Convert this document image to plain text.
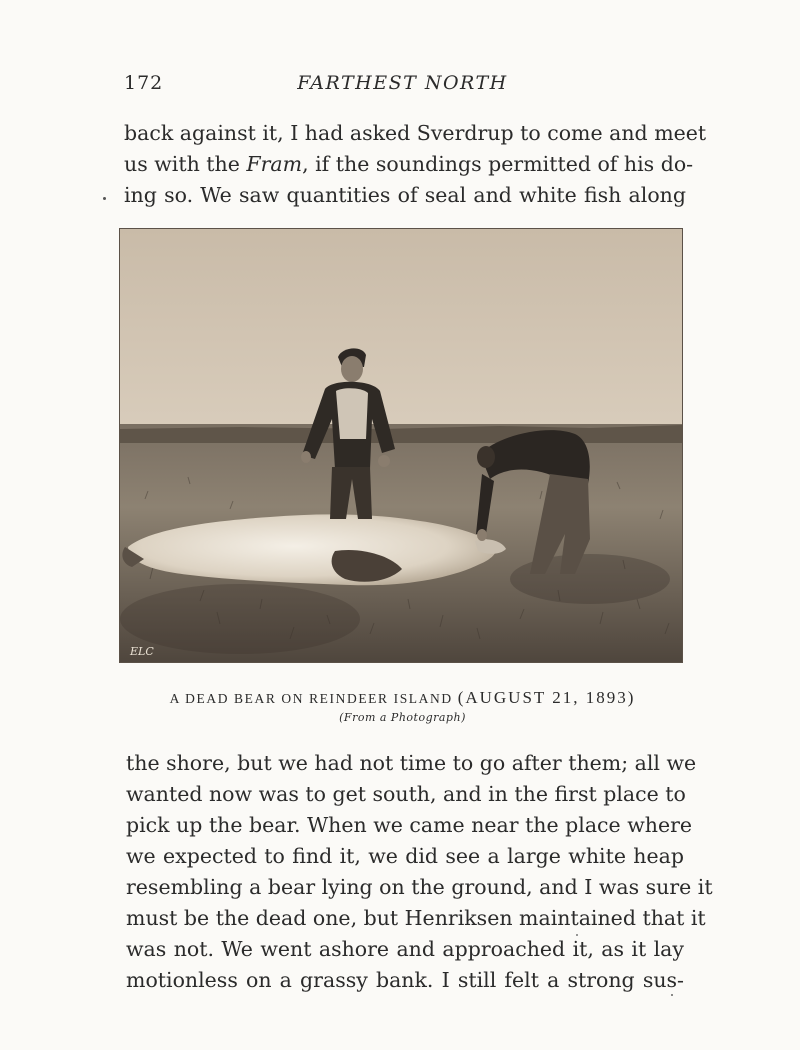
172	FARTHEST NORTH
back against it, I had asked Sverdrup to come and meet
us with the Fram, if the soundings permitted of his do-
ing so. We saw quantities of seal and white fish along
ELC
A DEAD BEAR ON REINDEER ISLAND (AUGUST 21, 1893)
(From a Photograph)
the shore, but we had not time to go after them; all we
wanted now was to get south, and in the first place to
pick up the bear. When we came near the place where
we expected to find it, we did see a large white heap
resembling a bear lying on the ground, and I was sure it
must be the dead one, but Henriksen maintained that it
was not. We went ashore and approached it, as it lay
motionless on a grassy bank. I still felt a strong sus-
:::
» TASK GOAL
Tally how many lines of the material contain the word "place". The answer must be the number and nothing else.

» ANSWER
2